Work to do>
List each line of the data that holds the string "Energiförbrukning".

Records supplied>
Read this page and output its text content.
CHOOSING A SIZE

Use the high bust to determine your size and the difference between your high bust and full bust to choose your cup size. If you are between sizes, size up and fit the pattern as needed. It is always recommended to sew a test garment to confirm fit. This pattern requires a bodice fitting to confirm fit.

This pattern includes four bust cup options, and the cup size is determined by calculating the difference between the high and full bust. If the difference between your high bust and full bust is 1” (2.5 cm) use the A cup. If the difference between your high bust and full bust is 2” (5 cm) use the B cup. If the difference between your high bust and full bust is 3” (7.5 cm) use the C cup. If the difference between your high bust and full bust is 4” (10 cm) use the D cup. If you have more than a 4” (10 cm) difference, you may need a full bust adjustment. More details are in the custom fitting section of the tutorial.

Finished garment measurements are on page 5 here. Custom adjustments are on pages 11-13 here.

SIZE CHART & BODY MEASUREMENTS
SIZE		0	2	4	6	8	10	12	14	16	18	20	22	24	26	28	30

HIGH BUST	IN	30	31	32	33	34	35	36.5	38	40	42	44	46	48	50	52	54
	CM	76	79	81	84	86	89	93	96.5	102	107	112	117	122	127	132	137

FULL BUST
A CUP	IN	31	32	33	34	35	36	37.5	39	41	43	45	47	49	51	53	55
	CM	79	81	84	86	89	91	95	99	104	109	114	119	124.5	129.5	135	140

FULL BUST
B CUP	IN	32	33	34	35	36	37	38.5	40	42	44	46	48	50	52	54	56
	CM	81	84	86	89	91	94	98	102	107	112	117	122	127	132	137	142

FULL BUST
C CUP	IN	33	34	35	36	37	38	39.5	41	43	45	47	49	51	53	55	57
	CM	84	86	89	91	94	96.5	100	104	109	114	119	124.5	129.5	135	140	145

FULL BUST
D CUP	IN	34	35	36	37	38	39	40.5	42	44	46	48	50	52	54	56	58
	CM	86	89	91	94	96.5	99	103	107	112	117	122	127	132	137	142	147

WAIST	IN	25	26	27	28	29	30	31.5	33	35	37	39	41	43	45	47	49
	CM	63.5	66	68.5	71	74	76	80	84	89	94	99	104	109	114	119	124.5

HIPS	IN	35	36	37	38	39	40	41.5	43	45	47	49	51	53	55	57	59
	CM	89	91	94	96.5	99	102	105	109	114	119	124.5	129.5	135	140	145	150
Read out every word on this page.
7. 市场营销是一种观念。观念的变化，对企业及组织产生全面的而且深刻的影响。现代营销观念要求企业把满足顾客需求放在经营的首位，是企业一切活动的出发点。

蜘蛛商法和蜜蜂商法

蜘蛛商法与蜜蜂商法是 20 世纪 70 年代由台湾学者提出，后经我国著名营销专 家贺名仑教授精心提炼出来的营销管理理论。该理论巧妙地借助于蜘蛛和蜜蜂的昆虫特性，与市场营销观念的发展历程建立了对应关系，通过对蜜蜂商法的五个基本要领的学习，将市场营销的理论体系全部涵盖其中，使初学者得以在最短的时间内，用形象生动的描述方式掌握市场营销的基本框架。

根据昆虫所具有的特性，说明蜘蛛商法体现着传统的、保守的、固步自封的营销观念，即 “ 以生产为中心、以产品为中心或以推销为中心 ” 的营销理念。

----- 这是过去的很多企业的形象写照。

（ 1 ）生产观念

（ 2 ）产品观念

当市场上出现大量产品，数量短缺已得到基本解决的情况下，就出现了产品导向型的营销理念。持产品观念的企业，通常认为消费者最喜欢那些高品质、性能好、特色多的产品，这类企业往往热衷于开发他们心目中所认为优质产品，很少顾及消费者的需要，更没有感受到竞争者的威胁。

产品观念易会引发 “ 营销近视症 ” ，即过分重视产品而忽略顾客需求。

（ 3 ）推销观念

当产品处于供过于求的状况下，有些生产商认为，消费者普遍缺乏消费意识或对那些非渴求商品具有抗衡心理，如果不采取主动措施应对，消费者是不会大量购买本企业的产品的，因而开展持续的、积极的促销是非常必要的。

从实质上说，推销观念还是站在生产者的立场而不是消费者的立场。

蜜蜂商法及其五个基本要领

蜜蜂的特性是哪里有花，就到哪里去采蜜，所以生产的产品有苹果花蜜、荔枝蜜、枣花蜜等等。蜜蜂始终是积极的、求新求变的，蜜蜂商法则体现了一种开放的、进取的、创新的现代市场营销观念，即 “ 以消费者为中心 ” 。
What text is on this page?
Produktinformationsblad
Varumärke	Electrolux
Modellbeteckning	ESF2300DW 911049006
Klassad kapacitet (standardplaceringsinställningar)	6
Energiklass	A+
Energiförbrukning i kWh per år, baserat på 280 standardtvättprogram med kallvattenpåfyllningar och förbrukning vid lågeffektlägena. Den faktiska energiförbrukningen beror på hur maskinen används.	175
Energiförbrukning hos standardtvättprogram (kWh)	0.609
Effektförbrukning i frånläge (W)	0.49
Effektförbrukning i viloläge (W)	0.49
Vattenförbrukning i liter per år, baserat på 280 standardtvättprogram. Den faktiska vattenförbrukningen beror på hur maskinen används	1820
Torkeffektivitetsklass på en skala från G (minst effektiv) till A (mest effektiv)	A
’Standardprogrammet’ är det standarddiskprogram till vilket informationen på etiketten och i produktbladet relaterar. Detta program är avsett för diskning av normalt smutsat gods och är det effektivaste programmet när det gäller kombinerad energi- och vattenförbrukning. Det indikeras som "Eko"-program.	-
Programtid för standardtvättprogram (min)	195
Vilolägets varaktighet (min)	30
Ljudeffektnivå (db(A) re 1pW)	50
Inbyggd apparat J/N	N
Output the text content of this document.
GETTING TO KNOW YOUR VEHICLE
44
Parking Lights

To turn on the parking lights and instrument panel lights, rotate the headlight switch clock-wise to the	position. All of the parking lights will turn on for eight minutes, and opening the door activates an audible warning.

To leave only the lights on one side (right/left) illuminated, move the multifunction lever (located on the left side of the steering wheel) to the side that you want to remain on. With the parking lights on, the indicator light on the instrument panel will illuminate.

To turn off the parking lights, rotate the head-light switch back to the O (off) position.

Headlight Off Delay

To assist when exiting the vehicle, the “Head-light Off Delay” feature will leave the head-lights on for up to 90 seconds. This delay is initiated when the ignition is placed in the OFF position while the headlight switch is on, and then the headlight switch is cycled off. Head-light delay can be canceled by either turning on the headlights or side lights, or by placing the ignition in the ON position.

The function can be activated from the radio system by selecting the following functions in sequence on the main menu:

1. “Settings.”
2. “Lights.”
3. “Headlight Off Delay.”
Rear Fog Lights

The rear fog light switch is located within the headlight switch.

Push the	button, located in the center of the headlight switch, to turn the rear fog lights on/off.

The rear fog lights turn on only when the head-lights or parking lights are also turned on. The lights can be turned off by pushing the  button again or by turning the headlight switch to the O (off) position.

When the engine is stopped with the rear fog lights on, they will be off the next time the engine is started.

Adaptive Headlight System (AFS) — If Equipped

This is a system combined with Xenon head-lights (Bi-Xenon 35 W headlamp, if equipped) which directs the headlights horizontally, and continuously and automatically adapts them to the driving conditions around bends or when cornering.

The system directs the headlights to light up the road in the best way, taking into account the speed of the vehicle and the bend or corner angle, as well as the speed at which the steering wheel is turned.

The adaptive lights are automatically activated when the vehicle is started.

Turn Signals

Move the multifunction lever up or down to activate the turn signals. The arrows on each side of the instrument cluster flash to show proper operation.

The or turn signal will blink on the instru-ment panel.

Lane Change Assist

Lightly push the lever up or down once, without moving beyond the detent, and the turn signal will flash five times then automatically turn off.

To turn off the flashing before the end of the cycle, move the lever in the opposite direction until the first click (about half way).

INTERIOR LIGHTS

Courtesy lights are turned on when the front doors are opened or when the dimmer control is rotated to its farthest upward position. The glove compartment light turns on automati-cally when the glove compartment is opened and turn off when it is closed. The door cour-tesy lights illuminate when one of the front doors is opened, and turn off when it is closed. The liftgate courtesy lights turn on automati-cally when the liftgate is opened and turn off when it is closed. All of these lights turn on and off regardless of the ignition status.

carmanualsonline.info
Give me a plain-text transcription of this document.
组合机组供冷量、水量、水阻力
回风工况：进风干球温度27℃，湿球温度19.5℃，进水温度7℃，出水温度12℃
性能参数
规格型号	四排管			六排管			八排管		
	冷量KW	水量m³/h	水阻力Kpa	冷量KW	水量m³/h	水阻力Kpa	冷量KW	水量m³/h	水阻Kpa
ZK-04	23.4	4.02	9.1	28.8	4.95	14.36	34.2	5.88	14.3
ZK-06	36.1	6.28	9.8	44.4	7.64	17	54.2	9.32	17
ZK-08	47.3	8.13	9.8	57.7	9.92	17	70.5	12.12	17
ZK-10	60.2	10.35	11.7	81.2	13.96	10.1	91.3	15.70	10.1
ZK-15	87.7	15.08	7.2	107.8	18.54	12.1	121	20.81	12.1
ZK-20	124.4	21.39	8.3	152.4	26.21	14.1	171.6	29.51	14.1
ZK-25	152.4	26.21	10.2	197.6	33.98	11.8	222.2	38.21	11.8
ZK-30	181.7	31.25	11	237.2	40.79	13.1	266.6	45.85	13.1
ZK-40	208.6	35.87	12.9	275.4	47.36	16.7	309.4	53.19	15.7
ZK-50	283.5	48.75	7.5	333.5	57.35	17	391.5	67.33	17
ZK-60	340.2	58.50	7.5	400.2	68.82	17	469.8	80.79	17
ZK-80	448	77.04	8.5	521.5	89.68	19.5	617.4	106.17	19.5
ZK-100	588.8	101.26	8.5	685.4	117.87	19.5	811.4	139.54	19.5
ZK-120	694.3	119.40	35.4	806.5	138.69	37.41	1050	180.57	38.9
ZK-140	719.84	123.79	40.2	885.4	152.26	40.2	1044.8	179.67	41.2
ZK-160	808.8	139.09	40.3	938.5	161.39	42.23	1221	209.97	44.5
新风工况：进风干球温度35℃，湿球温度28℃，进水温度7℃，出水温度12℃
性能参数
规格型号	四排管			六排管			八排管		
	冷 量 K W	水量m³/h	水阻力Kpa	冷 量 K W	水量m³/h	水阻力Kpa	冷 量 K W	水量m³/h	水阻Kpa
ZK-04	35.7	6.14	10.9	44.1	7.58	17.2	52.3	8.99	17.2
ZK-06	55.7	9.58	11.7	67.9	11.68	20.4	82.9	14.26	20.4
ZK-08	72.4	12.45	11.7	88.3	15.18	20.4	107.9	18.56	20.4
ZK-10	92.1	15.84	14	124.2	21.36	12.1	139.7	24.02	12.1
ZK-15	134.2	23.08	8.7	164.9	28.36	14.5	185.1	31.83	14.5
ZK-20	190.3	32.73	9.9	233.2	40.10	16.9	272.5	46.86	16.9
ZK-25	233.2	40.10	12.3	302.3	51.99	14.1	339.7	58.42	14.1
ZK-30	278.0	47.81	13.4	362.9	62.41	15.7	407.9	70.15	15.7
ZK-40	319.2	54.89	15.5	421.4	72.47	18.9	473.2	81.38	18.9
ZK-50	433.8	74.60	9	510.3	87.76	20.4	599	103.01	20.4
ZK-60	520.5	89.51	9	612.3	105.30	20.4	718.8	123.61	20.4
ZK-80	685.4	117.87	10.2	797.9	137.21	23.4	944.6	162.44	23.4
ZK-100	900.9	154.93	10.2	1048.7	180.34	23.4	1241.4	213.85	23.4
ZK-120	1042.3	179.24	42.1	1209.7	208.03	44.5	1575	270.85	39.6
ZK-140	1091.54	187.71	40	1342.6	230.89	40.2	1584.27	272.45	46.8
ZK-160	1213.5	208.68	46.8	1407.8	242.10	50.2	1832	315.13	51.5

Worked solution>
Energiförbrukning i kWh per år, baserat på 280 standardtvättprogram med kallvattenpåfyllningar och förbrukning vid lågeffektlägena. Den faktiska energiförbrukningen beror på hur maskinen används.	175
Energiförbrukning hos standardtvättprogram (kWh)	0.609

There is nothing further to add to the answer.